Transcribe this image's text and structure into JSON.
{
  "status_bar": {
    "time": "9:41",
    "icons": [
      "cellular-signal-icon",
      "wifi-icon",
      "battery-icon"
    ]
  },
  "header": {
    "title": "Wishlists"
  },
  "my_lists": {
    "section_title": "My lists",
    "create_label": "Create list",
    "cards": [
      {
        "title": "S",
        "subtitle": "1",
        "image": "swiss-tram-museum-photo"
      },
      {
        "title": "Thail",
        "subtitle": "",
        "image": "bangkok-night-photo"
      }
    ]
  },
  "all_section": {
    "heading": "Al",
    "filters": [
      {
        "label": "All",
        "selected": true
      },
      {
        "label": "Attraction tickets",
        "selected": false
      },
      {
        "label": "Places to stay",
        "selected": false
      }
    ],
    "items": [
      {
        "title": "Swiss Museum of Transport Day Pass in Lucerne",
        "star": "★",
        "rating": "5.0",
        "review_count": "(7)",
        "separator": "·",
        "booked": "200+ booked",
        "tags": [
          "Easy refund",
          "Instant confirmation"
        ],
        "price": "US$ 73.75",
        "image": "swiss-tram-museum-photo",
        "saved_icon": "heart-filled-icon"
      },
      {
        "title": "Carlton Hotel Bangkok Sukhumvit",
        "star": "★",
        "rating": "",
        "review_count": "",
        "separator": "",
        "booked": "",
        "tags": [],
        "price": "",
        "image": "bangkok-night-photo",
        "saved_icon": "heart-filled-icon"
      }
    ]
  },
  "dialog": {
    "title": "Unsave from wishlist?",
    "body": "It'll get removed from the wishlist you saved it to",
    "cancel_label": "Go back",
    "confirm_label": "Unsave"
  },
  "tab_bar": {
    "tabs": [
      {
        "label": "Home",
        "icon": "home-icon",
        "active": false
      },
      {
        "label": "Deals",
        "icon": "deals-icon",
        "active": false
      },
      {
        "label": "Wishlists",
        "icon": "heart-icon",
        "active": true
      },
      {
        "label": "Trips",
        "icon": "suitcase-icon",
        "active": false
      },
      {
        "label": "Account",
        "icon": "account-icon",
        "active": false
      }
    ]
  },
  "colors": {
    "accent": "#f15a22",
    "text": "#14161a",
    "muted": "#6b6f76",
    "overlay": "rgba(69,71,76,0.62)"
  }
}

## The exercise
Above are the records. Copy every line in them holding "from".

## Exercise response
    "title": "Unsave from wishlist?",
    "body": "It'll get removed from the wishlist you saved it to",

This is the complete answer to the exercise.